┌──

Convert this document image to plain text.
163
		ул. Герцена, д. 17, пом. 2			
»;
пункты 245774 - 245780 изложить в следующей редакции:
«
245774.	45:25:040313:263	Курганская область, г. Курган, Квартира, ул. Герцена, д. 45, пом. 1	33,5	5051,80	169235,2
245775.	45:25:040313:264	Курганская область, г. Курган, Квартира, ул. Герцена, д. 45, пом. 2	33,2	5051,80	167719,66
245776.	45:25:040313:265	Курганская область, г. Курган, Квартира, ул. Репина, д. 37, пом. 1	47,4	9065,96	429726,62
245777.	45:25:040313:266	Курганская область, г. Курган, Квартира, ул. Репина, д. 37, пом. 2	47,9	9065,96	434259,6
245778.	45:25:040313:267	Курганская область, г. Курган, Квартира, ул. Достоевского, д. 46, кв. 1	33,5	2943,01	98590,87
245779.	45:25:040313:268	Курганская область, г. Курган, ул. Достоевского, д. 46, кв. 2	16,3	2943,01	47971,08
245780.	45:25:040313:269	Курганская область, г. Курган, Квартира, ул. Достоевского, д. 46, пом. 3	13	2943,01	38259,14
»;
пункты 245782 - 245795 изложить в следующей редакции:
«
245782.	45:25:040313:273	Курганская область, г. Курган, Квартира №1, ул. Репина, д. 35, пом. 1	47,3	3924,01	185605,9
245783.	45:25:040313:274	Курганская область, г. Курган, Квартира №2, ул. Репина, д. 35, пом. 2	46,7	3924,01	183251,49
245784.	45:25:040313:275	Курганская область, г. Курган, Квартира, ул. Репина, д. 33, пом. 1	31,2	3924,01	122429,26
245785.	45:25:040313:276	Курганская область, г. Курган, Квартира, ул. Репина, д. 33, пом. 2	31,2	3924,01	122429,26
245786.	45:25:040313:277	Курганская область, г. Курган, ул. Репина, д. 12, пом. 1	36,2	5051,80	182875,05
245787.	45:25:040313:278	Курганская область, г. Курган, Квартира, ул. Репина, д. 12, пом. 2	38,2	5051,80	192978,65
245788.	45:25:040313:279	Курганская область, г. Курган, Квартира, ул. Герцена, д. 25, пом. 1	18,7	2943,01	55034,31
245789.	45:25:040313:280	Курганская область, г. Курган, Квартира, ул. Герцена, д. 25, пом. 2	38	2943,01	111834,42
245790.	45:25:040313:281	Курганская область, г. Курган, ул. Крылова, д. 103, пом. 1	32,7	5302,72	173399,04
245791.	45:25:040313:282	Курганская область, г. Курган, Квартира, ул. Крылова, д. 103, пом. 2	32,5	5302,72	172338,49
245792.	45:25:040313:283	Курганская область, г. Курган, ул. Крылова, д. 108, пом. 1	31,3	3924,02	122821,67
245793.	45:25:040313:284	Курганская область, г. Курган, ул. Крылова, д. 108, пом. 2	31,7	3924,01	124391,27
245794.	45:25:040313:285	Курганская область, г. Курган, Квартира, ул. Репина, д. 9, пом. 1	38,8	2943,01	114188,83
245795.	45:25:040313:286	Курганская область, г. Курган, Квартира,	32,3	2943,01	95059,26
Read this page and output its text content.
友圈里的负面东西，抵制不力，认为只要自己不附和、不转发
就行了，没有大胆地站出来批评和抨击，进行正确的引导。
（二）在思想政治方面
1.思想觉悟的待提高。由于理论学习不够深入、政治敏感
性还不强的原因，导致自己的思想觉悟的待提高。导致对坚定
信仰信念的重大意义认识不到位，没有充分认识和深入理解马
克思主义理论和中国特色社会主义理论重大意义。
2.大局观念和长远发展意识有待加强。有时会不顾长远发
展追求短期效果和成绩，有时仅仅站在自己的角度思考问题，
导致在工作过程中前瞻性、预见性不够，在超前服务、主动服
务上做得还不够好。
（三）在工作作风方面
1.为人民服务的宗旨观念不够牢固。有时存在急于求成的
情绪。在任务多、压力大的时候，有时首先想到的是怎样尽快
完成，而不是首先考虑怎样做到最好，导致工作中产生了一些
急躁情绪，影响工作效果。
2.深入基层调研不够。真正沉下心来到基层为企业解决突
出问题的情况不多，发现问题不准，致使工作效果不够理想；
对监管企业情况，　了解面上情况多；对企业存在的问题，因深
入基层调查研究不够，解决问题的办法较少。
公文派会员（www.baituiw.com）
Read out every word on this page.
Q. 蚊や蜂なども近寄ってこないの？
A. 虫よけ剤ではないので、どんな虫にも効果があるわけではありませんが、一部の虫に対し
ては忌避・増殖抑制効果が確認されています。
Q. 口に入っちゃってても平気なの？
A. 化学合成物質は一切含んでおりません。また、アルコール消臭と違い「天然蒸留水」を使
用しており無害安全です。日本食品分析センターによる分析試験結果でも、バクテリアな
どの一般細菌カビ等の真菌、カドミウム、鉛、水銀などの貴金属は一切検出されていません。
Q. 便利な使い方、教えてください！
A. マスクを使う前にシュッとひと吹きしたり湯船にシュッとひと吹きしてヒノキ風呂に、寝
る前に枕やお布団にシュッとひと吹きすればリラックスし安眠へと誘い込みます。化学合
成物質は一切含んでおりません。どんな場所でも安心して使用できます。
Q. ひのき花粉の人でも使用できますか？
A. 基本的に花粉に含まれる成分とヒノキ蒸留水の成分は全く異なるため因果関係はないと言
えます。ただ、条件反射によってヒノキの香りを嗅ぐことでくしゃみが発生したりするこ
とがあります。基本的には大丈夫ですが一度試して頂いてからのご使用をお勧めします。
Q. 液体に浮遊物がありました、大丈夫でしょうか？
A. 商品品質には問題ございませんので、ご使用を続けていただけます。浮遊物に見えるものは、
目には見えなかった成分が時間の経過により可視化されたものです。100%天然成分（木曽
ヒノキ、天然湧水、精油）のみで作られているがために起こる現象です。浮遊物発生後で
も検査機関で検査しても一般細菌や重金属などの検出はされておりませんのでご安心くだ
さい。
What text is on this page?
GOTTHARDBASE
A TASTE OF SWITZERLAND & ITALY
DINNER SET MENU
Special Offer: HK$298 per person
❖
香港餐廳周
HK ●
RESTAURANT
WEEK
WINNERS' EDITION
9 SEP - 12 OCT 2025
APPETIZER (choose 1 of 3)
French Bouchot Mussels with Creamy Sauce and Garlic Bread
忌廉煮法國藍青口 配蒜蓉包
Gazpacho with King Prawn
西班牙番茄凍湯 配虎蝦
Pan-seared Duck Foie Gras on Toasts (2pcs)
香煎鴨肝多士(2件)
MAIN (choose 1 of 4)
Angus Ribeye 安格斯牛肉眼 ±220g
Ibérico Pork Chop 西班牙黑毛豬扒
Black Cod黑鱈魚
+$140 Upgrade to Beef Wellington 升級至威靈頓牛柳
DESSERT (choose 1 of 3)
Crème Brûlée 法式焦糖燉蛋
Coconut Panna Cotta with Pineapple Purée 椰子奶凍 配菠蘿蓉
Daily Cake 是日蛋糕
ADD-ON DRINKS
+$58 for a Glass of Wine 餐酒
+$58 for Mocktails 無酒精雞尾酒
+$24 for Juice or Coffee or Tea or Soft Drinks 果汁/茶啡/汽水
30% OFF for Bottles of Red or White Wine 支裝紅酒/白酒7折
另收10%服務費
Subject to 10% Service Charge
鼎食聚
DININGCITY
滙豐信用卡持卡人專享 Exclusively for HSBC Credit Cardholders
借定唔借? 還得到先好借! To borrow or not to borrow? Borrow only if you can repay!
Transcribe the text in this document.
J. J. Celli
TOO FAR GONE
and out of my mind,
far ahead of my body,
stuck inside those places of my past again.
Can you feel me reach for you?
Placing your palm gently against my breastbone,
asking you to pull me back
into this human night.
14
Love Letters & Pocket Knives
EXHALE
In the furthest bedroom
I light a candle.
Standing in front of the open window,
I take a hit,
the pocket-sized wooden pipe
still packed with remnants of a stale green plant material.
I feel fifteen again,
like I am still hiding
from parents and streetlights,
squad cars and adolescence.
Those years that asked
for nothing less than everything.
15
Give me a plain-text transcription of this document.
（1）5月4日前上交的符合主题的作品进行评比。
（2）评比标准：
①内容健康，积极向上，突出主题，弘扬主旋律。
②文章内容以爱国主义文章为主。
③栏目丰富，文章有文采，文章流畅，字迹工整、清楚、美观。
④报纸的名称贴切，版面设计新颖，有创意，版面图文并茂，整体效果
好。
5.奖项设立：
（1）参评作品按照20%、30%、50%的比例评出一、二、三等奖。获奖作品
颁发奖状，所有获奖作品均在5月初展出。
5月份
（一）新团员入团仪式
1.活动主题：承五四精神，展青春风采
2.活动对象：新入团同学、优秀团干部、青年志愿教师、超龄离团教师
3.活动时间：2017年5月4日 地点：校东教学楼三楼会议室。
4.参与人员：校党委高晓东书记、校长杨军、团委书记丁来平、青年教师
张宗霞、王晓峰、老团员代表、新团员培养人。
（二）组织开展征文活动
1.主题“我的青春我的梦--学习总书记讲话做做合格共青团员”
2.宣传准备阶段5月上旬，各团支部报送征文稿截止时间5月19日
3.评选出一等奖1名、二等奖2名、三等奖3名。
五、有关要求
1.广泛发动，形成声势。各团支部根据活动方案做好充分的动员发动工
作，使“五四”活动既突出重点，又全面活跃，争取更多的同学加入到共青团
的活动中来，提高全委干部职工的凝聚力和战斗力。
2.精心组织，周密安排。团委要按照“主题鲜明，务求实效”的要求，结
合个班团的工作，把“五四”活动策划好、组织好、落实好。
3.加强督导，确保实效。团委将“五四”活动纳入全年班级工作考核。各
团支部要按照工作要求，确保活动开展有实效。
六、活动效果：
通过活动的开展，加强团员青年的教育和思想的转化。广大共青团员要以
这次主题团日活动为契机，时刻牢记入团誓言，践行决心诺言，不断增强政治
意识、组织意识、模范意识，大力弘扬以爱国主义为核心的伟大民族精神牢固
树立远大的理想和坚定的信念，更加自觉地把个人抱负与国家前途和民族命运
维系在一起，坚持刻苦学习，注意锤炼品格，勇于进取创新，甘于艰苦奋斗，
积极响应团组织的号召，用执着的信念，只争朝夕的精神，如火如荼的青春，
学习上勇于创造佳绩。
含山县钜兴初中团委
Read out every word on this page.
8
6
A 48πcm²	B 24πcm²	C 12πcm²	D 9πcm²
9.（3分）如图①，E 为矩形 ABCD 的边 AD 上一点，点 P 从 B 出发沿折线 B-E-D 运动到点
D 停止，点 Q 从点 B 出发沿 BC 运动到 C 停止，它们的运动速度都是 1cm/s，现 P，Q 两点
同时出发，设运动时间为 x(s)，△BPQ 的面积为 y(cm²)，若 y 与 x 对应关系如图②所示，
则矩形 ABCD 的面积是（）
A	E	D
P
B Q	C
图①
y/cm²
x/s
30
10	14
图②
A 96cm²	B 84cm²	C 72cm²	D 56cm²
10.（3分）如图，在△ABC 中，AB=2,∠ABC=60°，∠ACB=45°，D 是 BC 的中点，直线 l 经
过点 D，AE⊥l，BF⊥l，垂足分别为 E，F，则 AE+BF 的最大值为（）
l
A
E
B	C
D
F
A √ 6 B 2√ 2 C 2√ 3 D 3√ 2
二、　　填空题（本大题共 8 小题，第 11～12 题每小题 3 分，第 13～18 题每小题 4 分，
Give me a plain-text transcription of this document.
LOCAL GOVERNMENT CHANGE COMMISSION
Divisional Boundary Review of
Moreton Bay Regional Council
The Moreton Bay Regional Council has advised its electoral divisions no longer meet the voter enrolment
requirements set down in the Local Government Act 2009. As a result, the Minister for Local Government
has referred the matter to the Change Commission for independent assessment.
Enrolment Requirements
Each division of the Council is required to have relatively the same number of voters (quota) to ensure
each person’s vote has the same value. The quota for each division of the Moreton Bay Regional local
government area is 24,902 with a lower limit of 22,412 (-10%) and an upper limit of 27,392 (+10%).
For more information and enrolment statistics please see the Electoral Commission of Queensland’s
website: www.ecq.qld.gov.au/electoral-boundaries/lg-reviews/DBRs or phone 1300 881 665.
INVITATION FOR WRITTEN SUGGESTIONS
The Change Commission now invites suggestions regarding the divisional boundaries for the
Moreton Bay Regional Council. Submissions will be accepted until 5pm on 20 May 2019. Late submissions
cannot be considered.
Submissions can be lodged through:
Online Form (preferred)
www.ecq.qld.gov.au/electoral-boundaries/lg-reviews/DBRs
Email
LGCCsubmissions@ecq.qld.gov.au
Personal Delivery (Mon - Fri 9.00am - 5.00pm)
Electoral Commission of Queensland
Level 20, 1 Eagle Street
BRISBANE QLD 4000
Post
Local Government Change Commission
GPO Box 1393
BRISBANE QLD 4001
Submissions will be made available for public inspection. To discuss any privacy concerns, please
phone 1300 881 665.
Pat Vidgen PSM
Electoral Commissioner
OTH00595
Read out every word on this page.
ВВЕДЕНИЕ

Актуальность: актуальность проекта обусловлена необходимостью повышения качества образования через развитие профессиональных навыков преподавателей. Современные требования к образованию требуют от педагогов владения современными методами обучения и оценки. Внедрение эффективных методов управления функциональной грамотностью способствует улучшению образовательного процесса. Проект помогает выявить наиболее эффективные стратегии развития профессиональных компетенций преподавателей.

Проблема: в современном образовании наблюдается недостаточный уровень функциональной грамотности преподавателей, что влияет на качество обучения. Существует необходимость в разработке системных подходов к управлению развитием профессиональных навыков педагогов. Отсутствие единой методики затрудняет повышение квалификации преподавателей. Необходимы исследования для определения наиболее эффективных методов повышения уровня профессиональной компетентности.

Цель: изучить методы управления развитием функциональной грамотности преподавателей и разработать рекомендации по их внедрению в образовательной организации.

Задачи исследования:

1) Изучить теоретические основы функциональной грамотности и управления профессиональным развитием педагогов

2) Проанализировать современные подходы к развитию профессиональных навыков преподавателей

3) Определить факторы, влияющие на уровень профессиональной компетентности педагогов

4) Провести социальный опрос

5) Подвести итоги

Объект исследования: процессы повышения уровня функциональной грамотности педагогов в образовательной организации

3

└──

◆ Task goal
Find every line in the records above that contains the word "повышения", and copy each one.

◆ Response to this task
Актуальность: актуальность проекта обусловлена необходимостью повышения качества образования через развитие профессиональных навыков преподавателей. Современные требования к образованию требуют от педагогов владения современными методами обучения и оценки. Внедрение эффективных методов управления функциональной грамотностью способствует улучшению образовательного процесса. Проект помогает выявить наиболее эффективные стратегии развития профессиональных компетенций преподавателей.
Проблема: в современном образовании наблюдается недостаточный уровень функциональной грамотности преподавателей, что влияет на качество обучения. Существует необходимость в разработке системных подходов к управлению развитием профессиональных навыков педагогов. Отсутствие единой методики затрудняет повышение квалификации преподавателей. Необходимы исследования для определения наиболее эффективных методов повышения уровня профессиональной компетентности.
Объект исследования: процессы повышения уровня функциональной грамотности педагогов в образовательной организации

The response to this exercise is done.